▶ **Given exercise A**
From the forum thread on chunking long input text for summarization, write out the stretch from "Hello. I’m working" through "recorded in database." word for word.
▶ **Given exercise B**
In the forum thread on chunking long input text for summarization, how long an overlap does the poster plan to use for the "rolling" embeddings?

** BEGIN Document passage **

⬛ Splitting / Chunking Large input text for Summarisation (greater than 4096 tokens....)

Thank you so much for providing these langchain links! Exactly what I needed.
I tried to explain a little bit in layman terms how embeddings work and how they can be used.
I think summarizing everything before “needing them” might be an expensive overkill, as it is significantly more expensive than embeddings.

I am thinkibg about creating “rolling” embeddings with 2k-long overlap, so whenever I detect this “long but interesting document part” I can process only it doing iterations. I will test the approach in the next days

1 Like

My friend is developing a tool dedicated to this task that works in server and client side JS

Any feedback appreciated :slight_smile:

Update: moved here Embedbase Documentation

Thank You so much for providing solution of this problem but i want to pass the list of reviews say 10,000 hotel review and generate a summary of the given list of reviews so How can I split the list of reviews.

Hello. I’m working on solution that combines summarisation and extraction. Basically I need to make sure that every important information from the call is recorded in database.

** END Document passage **
** BEGIN Data **

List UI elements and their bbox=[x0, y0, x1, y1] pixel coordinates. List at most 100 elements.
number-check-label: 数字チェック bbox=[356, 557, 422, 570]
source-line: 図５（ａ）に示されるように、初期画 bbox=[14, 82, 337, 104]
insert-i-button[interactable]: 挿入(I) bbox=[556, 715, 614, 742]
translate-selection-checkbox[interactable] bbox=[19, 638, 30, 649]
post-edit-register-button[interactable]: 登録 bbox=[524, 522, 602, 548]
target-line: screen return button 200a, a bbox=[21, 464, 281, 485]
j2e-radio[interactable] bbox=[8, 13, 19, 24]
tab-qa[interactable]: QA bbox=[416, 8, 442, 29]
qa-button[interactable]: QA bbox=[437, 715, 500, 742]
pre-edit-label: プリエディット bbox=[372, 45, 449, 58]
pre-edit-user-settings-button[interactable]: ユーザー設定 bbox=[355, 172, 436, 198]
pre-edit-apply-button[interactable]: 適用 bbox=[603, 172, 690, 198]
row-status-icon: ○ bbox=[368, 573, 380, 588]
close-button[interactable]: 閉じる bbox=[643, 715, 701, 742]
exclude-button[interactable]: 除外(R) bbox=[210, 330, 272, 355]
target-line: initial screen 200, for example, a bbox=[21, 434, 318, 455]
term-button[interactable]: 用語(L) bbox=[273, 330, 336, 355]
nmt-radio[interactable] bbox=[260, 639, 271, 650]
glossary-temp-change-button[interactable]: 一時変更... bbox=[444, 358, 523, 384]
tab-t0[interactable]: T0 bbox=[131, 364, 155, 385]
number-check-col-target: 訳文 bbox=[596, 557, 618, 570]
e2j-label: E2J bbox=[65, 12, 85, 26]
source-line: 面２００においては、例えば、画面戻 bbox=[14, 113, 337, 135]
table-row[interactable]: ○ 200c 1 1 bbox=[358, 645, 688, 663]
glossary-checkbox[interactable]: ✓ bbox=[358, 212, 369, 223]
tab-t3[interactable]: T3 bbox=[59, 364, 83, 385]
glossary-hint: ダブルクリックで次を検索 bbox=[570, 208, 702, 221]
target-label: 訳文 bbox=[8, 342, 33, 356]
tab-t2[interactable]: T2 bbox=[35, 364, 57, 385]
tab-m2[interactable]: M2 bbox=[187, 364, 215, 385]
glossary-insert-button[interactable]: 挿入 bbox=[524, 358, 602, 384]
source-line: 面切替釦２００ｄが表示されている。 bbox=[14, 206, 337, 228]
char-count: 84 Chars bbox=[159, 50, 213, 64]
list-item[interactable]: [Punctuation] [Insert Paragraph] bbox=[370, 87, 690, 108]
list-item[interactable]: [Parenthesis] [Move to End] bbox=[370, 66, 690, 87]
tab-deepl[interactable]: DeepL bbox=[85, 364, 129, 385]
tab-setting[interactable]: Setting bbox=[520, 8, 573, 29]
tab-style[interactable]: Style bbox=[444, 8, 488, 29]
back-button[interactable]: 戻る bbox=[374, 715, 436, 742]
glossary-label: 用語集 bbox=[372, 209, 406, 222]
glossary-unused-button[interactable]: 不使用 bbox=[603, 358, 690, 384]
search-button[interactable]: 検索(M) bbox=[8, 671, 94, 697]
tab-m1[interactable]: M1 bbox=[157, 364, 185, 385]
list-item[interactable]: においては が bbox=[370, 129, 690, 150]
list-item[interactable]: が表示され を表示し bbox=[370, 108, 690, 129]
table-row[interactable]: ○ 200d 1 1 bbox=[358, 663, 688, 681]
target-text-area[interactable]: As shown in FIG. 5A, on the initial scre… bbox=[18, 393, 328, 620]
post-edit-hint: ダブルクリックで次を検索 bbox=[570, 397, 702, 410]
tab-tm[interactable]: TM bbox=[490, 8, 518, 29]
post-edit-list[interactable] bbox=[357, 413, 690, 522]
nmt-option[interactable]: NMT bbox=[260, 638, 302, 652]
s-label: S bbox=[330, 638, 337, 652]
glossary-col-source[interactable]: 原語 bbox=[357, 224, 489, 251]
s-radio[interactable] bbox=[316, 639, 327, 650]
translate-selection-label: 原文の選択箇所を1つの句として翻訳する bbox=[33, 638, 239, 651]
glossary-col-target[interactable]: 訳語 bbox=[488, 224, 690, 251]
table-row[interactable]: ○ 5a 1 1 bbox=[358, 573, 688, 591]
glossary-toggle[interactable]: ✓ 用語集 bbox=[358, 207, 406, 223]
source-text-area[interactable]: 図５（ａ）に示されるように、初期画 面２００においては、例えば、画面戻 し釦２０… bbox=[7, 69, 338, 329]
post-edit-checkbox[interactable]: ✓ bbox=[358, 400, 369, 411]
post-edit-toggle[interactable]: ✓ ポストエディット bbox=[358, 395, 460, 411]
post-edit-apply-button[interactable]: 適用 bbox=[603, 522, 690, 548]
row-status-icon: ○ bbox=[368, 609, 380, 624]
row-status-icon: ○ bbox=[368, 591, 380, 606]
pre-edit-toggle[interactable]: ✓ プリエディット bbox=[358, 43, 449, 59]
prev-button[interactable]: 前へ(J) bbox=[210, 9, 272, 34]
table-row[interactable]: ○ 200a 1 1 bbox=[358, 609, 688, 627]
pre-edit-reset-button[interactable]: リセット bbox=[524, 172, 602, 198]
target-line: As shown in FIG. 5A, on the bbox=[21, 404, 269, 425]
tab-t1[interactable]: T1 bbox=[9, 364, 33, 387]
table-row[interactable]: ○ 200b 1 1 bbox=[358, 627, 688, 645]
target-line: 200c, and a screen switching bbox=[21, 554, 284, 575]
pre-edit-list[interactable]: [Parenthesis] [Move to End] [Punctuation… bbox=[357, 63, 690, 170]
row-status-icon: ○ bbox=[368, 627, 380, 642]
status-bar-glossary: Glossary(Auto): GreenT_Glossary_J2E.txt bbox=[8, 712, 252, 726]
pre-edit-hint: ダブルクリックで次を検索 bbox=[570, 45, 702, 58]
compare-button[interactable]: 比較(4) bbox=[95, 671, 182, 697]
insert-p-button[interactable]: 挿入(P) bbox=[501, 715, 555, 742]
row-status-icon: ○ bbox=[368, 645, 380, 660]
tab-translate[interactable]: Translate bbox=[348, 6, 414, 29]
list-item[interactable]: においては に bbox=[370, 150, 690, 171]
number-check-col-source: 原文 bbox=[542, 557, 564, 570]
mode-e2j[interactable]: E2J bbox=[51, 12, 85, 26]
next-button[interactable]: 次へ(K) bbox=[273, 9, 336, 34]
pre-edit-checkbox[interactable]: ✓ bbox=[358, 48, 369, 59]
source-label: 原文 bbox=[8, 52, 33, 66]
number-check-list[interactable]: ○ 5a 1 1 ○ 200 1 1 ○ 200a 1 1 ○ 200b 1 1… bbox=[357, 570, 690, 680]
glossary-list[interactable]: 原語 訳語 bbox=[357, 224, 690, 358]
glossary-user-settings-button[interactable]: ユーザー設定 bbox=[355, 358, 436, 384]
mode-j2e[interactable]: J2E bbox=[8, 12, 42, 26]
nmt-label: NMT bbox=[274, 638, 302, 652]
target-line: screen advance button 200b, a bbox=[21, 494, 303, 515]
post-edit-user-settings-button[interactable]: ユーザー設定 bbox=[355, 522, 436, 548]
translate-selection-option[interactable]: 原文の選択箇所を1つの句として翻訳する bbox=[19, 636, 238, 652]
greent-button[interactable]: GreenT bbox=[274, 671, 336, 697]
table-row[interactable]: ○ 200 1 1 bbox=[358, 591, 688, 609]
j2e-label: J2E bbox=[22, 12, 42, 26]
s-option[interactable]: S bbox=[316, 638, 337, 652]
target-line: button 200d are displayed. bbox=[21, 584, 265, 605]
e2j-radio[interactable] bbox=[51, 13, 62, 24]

** END Data **

▶ **Task answer A**
Hello. I’m working on solution that combines summarisation and extraction. Basically I need to make sure that every important information from the call is recorded in database.

▶ **Task answer B**
A 2k-long overlap.